_What you have to do_: The records should be written out in full, with nothing altered.

_Records for this exercise_:

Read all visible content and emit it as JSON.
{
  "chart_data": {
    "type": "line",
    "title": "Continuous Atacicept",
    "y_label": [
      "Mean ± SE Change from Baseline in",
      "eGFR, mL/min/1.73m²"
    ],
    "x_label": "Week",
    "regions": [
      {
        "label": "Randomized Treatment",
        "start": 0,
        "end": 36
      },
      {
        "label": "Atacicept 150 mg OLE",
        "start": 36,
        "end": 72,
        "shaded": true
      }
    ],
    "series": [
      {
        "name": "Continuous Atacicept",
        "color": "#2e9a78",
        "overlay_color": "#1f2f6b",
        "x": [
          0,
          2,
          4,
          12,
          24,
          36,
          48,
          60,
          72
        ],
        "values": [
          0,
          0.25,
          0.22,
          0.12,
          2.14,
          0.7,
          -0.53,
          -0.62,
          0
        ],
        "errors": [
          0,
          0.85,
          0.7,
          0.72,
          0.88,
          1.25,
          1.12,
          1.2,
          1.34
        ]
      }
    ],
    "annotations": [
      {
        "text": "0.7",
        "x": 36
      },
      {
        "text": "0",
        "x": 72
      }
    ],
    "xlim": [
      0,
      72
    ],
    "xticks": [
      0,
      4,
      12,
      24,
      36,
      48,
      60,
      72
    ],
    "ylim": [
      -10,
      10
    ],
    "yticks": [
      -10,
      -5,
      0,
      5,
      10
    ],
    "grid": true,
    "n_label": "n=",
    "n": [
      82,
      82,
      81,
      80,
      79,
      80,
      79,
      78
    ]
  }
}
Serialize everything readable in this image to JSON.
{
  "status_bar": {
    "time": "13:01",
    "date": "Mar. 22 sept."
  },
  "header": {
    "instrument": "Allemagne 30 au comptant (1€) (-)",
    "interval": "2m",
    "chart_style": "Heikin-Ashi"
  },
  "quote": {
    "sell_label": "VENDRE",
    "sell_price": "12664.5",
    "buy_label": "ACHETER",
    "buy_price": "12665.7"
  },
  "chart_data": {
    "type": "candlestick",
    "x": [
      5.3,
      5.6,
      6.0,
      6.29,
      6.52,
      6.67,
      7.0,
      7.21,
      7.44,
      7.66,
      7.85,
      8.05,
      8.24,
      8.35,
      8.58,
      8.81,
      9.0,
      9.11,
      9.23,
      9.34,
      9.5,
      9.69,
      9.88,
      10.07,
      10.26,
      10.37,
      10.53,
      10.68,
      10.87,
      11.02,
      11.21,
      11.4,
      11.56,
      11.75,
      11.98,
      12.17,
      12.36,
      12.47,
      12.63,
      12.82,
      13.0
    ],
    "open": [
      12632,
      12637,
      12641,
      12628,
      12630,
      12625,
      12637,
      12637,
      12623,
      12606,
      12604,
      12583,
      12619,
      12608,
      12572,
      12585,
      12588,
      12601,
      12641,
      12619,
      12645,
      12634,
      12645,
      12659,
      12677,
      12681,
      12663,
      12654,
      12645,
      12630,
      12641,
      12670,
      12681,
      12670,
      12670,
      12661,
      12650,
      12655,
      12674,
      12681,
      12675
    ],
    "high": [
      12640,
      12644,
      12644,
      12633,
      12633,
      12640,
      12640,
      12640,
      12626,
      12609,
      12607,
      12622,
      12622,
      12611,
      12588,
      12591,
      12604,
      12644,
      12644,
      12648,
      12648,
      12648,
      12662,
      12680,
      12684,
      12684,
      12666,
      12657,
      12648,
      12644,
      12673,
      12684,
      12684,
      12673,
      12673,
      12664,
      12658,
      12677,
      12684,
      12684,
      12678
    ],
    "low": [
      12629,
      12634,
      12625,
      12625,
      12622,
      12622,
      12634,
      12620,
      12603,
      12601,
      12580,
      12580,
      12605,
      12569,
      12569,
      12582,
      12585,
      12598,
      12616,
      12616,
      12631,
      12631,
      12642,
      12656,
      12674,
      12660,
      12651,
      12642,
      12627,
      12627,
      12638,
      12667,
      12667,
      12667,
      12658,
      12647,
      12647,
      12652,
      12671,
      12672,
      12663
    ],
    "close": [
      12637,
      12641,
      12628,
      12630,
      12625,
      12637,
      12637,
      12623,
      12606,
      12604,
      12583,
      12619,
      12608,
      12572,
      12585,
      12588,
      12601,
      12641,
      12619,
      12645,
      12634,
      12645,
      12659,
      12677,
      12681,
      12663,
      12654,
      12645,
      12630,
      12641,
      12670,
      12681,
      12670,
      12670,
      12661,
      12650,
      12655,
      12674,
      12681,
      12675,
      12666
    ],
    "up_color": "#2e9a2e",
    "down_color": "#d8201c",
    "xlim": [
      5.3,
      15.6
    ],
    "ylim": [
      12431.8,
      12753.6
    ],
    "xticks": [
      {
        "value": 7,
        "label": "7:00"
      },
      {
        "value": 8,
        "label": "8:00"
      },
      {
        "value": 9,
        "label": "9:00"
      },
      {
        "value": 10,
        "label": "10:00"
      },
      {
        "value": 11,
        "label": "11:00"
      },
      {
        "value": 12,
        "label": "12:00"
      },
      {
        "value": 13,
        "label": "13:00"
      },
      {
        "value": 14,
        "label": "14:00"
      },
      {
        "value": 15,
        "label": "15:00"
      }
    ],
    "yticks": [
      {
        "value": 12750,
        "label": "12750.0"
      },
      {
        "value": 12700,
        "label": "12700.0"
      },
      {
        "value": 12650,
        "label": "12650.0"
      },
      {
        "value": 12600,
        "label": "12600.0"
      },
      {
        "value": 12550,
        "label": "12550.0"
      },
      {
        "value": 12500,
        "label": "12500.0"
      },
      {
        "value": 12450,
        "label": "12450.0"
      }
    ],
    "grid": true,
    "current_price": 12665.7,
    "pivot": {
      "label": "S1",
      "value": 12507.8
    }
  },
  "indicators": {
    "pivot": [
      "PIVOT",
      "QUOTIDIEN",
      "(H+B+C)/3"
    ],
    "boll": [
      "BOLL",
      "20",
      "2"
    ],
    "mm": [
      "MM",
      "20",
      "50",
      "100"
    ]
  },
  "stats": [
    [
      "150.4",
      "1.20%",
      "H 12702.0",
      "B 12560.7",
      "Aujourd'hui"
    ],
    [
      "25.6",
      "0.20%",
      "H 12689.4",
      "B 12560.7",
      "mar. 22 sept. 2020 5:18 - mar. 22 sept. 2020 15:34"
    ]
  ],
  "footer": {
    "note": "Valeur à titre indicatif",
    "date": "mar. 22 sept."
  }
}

_Right answer_:
Read all visible content and emit it as JSON.
{
  "chart_data": {
    "type": "line",
    "title": "Continuous Atacicept",
    "y_label": [
      "Mean ± SE Change from Baseline in",
      "eGFR, mL/min/1.73m²"
    ],
    "x_label": "Week",
    "regions": [
      {
        "label": "Randomized Treatment",
        "start": 0,
        "end": 36
      },
      {
        "label": "Atacicept 150 mg OLE",
        "start": 36,
        "end": 72,
        "shaded": true
      }
    ],
    "series": [
      {
        "name": "Continuous Atacicept",
        "color": "#2e9a78",
        "overlay_color": "#1f2f6b",
        "x": [
          0,
          2,
          4,
          12,
          24,
          36,
          48,
          60,
          72
        ],
        "values": [
          0,
          0.25,
          0.22,
          0.12,
          2.14,
          0.7,
          -0.53,
          -0.62,
          0
        ],
        "errors": [
          0,
          0.85,
          0.7,
          0.72,
          0.88,
          1.25,
          1.12,
          1.2,
          1.34
        ]
      }
    ],
    "annotations": [
      {
        "text": "0.7",
        "x": 36
      },
      {
        "text": "0",
        "x": 72
      }
    ],
    "xlim": [
      0,
      72
    ],
    "xticks": [
      0,
      4,
      12,
      24,
      36,
      48,
      60,
      72
    ],
    "ylim": [
      -10,
      10
    ],
    "yticks": [
      -10,
      -5,
      0,
      5,
      10
    ],
    "grid": true,
    "n_label": "n=",
    "n": [
      82,
      82,
      81,
      80,
      79,
      80,
      79,
      78
    ]
  }
}
Serialize everything readable in this image to JSON.
{
  "status_bar": {
    "time": "13:01",
    "date": "Mar. 22 sept."
  },
  "header": {
    "instrument": "Allemagne 30 au comptant (1€) (-)",
    "interval": "2m",
    "chart_style": "Heikin-Ashi"
  },
  "quote": {
    "sell_label": "VENDRE",
    "sell_price": "12664.5",
    "buy_label": "ACHETER",
    "buy_price": "12665.7"
  },
  "chart_data": {
    "type": "candlestick",
    "x": [
      5.3,
      5.6,
      6.0,
      6.29,
      6.52,
      6.67,
      7.0,
      7.21,
      7.44,
      7.66,
      7.85,
      8.05,
      8.24,
      8.35,
      8.58,
      8.81,
      9.0,
      9.11,
      9.23,
      9.34,
      9.5,
      9.69,
      9.88,
      10.07,
      10.26,
      10.37,
      10.53,
      10.68,
      10.87,
      11.02,
      11.21,
      11.4,
      11.56,
      11.75,
      11.98,
      12.17,
      12.36,
      12.47,
      12.63,
      12.82,
      13.0
    ],
    "open": [
      12632,
      12637,
      12641,
      12628,
      12630,
      12625,
      12637,
      12637,
      12623,
      12606,
      12604,
      12583,
      12619,
      12608,
      12572,
      12585,
      12588,
      12601,
      12641,
      12619,
      12645,
      12634,
      12645,
      12659,
      12677,
      12681,
      12663,
      12654,
      12645,
      12630,
      12641,
      12670,
      12681,
      12670,
      12670,
      12661,
      12650,
      12655,
      12674,
      12681,
      12675
    ],
    "high": [
      12640,
      12644,
      12644,
      12633,
      12633,
      12640,
      12640,
      12640,
      12626,
      12609,
      12607,
      12622,
      12622,
      12611,
      12588,
      12591,
      12604,
      12644,
      12644,
      12648,
      12648,
      12648,
      12662,
      12680,
      12684,
      12684,
      12666,
      12657,
      12648,
      12644,
      12673,
      12684,
      12684,
      12673,
      12673,
      12664,
      12658,
      12677,
      12684,
      12684,
      12678
    ],
    "low": [
      12629,
      12634,
      12625,
      12625,
      12622,
      12622,
      12634,
      12620,
      12603,
      12601,
      12580,
      12580,
      12605,
      12569,
      12569,
      12582,
      12585,
      12598,
      12616,
      12616,
      12631,
      12631,
      12642,
      12656,
      12674,
      12660,
      12651,
      12642,
      12627,
      12627,
      12638,
      12667,
      12667,
      12667,
      12658,
      12647,
      12647,
      12652,
      12671,
      12672,
      12663
    ],
    "close": [
      12637,
      12641,
      12628,
      12630,
      12625,
      12637,
      12637,
      12623,
      12606,
      12604,
      12583,
      12619,
      12608,
      12572,
      12585,
      12588,
      12601,
      12641,
      12619,
      12645,
      12634,
      12645,
      12659,
      12677,
      12681,
      12663,
      12654,
      12645,
      12630,
      12641,
      12670,
      12681,
      12670,
      12670,
      12661,
      12650,
      12655,
      12674,
      12681,
      12675,
      12666
    ],
    "up_color": "#2e9a2e",
    "down_color": "#d8201c",
    "xlim": [
      5.3,
      15.6
    ],
    "ylim": [
      12431.8,
      12753.6
    ],
    "xticks": [
      {
        "value": 7,
        "label": "7:00"
      },
      {
        "value": 8,
        "label": "8:00"
      },
      {
        "value": 9,
        "label": "9:00"
      },
      {
        "value": 10,
        "label": "10:00"
      },
      {
        "value": 11,
        "label": "11:00"
      },
      {
        "value": 12,
        "label": "12:00"
      },
      {
        "value": 13,
        "label": "13:00"
      },
      {
        "value": 14,
        "label": "14:00"
      },
      {
        "value": 15,
        "label": "15:00"
      }
    ],
    "yticks": [
      {
        "value": 12750,
        "label": "12750.0"
      },
      {
        "value": 12700,
        "label": "12700.0"
      },
      {
        "value": 12650,
        "label": "12650.0"
      },
      {
        "value": 12600,
        "label": "12600.0"
      },
      {
        "value": 12550,
        "label": "12550.0"
      },
      {
        "value": 12500,
        "label": "12500.0"
      },
      {
        "value": 12450,
        "label": "12450.0"
      }
    ],
    "grid": true,
    "current_price": 12665.7,
    "pivot": {
      "label": "S1",
      "value": 12507.8
    }
  },
  "indicators": {
    "pivot": [
      "PIVOT",
      "QUOTIDIEN",
      "(H+B+C)/3"
    ],
    "boll": [
      "BOLL",
      "20",
      "2"
    ],
    "mm": [
      "MM",
      "20",
      "50",
      "100"
    ]
  },
  "stats": [
    [
      "150.4",
      "1.20%",
      "H 12702.0",
      "B 12560.7",
      "Aujourd'hui"
    ],
    [
      "25.6",
      "0.20%",
      "H 12689.4",
      "B 12560.7",
      "mar. 22 sept. 2020 5:18 - mar. 22 sept. 2020 15:34"
    ]
  ],
  "footer": {
    "note": "Valeur à titre indicatif",
    "date": "mar. 22 sept."
  }
}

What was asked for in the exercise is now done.